*** Given data

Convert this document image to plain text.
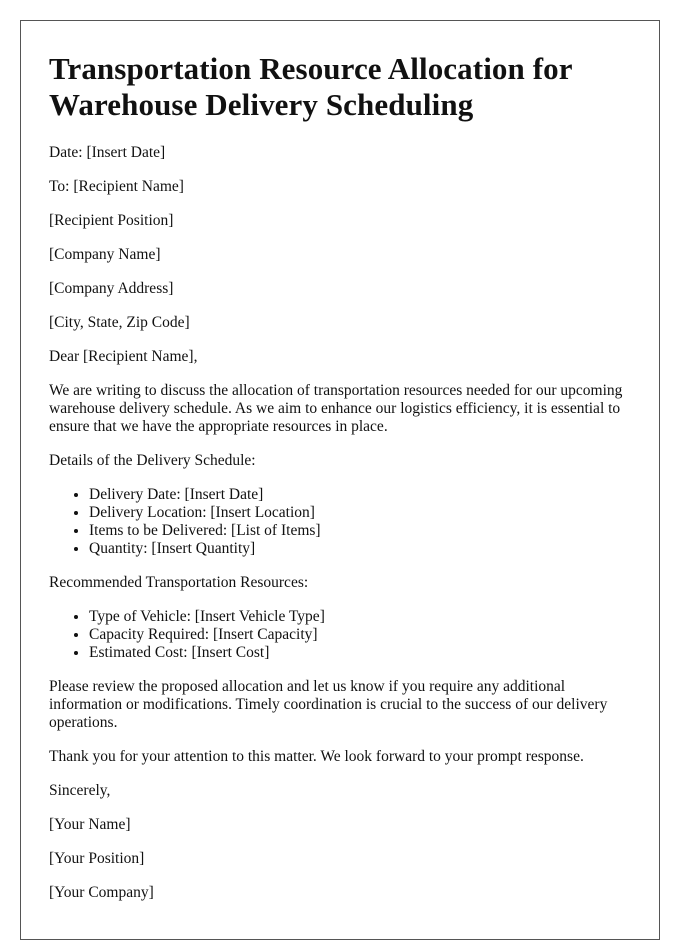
Transportation Resource Allocation for Warehouse Delivery Scheduling

Date: [Insert Date]

To: [Recipient Name]

[Recipient Position]

[Company Name]

[Company Address]

[City, State, Zip Code]

Dear [Recipient Name],

We are writing to discuss the allocation of transportation resources needed for our upcoming warehouse delivery schedule. As we aim to enhance our logistics efficiency, it is essential to ensure that we have the appropriate resources in place.

Details of the Delivery Schedule:

• Delivery Date: [Insert Date]
• Delivery Location: [Insert Location]
• Items to be Delivered: [List of Items]
• Quantity: [Insert Quantity]

Recommended Transportation Resources:

• Type of Vehicle: [Insert Vehicle Type]
• Capacity Required: [Insert Capacity]
• Estimated Cost: [Insert Cost]

Please review the proposed allocation and let us know if you require any additional information or modifications. Timely coordination is crucial to the success of our delivery operations.

Thank you for your attention to this matter. We look forward to your prompt response.

Sincerely,

[Your Name]

[Your Position]

[Your Company]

******

◆ **Task to carry out**:
Make an exact copy of all the material, but keep the pictures out of it.

◆ **The reply**:
Convert this document image to plain text.
Transportation Resource Allocation for Warehouse Delivery Scheduling

Date: [Insert Date]

To: [Recipient Name]

[Recipient Position]

[Company Name]

[Company Address]

[City, State, Zip Code]

Dear [Recipient Name],

We are writing to discuss the allocation of transportation resources needed for our upcoming warehouse delivery schedule. As we aim to enhance our logistics efficiency, it is essential to ensure that we have the appropriate resources in place.

Details of the Delivery Schedule:

• Delivery Date: [Insert Date]
• Delivery Location: [Insert Location]
• Items to be Delivered: [List of Items]
• Quantity: [Insert Quantity]

Recommended Transportation Resources:

• Type of Vehicle: [Insert Vehicle Type]
• Capacity Required: [Insert Capacity]
• Estimated Cost: [Insert Cost]

Please review the proposed allocation and let us know if you require any additional information or modifications. Timely coordination is crucial to the success of our delivery operations.

Thank you for your attention to this matter. We look forward to your prompt response.

Sincerely,

[Your Name]

[Your Position]

[Your Company]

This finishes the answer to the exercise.